[BEGIN STORED RECORDS]
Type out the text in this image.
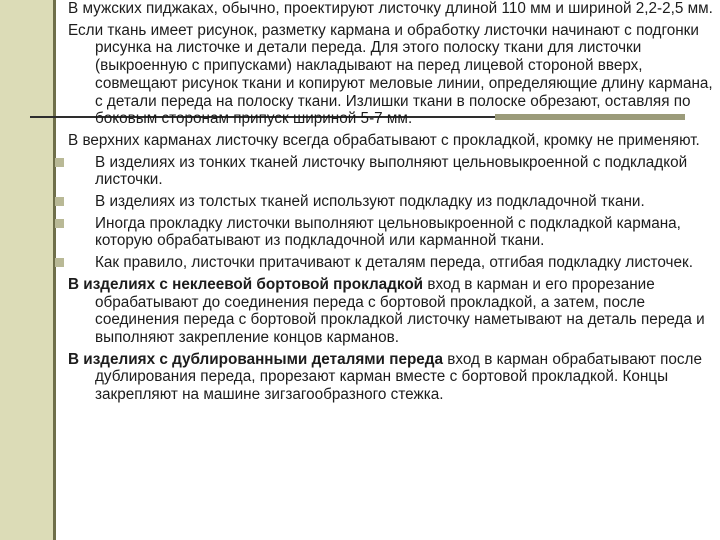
В мужских пиджаках, обычно, проектируют листочку длиной 110 мм и шириной 2,2-2,5 мм.

Если ткань имеет рисунок, разметку кармана и обработку листочки начинают с подгонки рисунка на листочке и детали переда. Для этого полоску ткани для листочки (выкроенную с припусками) накладывают на перед лицевой стороной вверх, совмещают рисунок ткани и копируют меловые линии, определяющие длину кармана, с детали переда на полоску ткани. Излишки ткани в полоске обрезают, оставляя по боковым сторонам припуск шириной 5-7 мм.

В верхних карманах листочку всегда обрабатывают с прокладкой, кромку не применяют.

В изделиях из тонких тканей листочку выполняют цельновыкроенной с подкладкой листочки.
В изделиях из толстых тканей используют подкладку из подкладочной ткани.
Иногда прокладку листочки выполняют цельновыкроенной с подкладкой кармана, которую обрабатывают из подкладочной или карманной ткани.
Как правило, листочки притачивают к деталям переда, отгибая подкладку листочек.

В изделиях с неклеевой бортовой прокладкой вход в карман и его прорезание обрабатывают до соединения переда с бортовой прокладкой, а затем, после соединения переда с бортовой прокладкой листочку наметывают на деталь переда и выполняют закрепление концов карманов.

В изделиях с дублированными деталями переда вход в карман обрабатывают после дублирования переда, прорезают карман вместе с бортовой прокладкой. Концы закрепляют на машине зигзагообразного стежка.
[END STORED RECORDS]
#### [AIM OF THE EXERCISE]
Leave out the pictures and copy everything else in the records word for word.

#### [COMPLETE ANSWER]
Type out the text in this image.
В мужских пиджаках, обычно, проектируют листочку длиной 110 мм и шириной 2,2-2,5 мм.

Если ткань имеет рисунок, разметку кармана и обработку листочки начинают с подгонки рисунка на листочке и детали переда. Для этого полоску ткани для листочки (выкроенную с припусками) накладывают на перед лицевой стороной вверх, совмещают рисунок ткани и копируют меловые линии, определяющие длину кармана, с детали переда на полоску ткани. Излишки ткани в полоске обрезают, оставляя по боковым сторонам припуск шириной 5-7 мм.

В верхних карманах листочку всегда обрабатывают с прокладкой, кромку не применяют.

В изделиях из тонких тканей листочку выполняют цельновыкроенной с подкладкой листочки.
В изделиях из толстых тканей используют подкладку из подкладочной ткани.
Иногда прокладку листочки выполняют цельновыкроенной с подкладкой кармана, которую обрабатывают из подкладочной или карманной ткани.
Как правило, листочки притачивают к деталям переда, отгибая подкладку листочек.

В изделиях с неклеевой бортовой прокладкой вход в карман и его прорезание обрабатывают до соединения переда с бортовой прокладкой, а затем, после соединения переда с бортовой прокладкой листочку наметывают на деталь переда и выполняют закрепление концов карманов.

В изделиях с дублированными деталями переда вход в карман обрабатывают после дублирования переда, прорезают карман вместе с бортовой прокладкой. Концы закрепляют на машине зигзагообразного стежка.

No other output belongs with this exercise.